### WORK INSTRUCTIONS
Repeat all of the material exactly as given.

(Data listing)

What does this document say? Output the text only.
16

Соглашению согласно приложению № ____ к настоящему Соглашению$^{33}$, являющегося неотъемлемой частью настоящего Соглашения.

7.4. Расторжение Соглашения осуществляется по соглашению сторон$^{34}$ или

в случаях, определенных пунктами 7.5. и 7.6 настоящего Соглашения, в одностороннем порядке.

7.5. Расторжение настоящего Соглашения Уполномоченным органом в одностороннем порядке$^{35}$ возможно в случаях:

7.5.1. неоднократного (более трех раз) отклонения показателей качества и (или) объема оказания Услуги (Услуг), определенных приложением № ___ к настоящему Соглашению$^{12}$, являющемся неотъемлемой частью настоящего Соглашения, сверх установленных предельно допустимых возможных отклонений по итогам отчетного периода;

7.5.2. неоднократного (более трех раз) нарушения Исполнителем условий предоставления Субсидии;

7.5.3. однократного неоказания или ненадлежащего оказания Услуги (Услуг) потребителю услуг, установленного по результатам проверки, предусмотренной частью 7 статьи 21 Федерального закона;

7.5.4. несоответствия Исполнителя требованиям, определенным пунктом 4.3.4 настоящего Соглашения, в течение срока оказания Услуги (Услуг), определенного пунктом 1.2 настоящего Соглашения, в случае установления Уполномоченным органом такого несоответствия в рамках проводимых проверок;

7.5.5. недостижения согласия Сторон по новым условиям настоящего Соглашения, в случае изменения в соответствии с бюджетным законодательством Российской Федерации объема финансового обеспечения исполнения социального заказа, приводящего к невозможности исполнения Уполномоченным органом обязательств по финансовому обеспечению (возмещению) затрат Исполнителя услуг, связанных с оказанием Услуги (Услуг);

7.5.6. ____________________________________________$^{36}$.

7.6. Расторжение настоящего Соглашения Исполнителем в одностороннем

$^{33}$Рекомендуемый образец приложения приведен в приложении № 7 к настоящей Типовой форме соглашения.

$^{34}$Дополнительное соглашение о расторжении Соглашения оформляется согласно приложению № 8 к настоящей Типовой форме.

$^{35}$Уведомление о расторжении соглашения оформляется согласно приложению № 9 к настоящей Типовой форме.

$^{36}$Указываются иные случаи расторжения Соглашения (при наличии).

### EXERCISE RESULT
What does this document say? Output the text only.
16

Соглашению согласно приложению № ____ к настоящему Соглашению$^{33}$, являющегося неотъемлемой частью настоящего Соглашения.

7.4. Расторжение Соглашения осуществляется по соглашению сторон$^{34}$ или

в случаях, определенных пунктами 7.5. и 7.6 настоящего Соглашения, в одностороннем порядке.

7.5. Расторжение настоящего Соглашения Уполномоченным органом в одностороннем порядке$^{35}$ возможно в случаях:

7.5.1. неоднократного (более трех раз) отклонения показателей качества и (или) объема оказания Услуги (Услуг), определенных приложением № ___ к настоящему Соглашению$^{12}$, являющемся неотъемлемой частью настоящего Соглашения, сверх установленных предельно допустимых возможных отклонений по итогам отчетного периода;

7.5.2. неоднократного (более трех раз) нарушения Исполнителем условий предоставления Субсидии;

7.5.3. однократного неоказания или ненадлежащего оказания Услуги (Услуг) потребителю услуг, установленного по результатам проверки, предусмотренной частью 7 статьи 21 Федерального закона;

7.5.4. несоответствия Исполнителя требованиям, определенным пунктом 4.3.4 настоящего Соглашения, в течение срока оказания Услуги (Услуг), определенного пунктом 1.2 настоящего Соглашения, в случае установления Уполномоченным органом такого несоответствия в рамках проводимых проверок;

7.5.5. недостижения согласия Сторон по новым условиям настоящего Соглашения, в случае изменения в соответствии с бюджетным законодательством Российской Федерации объема финансового обеспечения исполнения социального заказа, приводящего к невозможности исполнения Уполномоченным органом обязательств по финансовому обеспечению (возмещению) затрат Исполнителя услуг, связанных с оказанием Услуги (Услуг);

7.5.6. ____________________________________________$^{36}$.

7.6. Расторжение настоящего Соглашения Исполнителем в одностороннем

$^{33}$Рекомендуемый образец приложения приведен в приложении № 7 к настоящей Типовой форме соглашения.

$^{34}$Дополнительное соглашение о расторжении Соглашения оформляется согласно приложению № 8 к настоящей Типовой форме.

$^{35}$Уведомление о расторжении соглашения оформляется согласно приложению № 9 к настоящей Типовой форме.

$^{36}$Указываются иные случаи расторжения Соглашения (при наличии).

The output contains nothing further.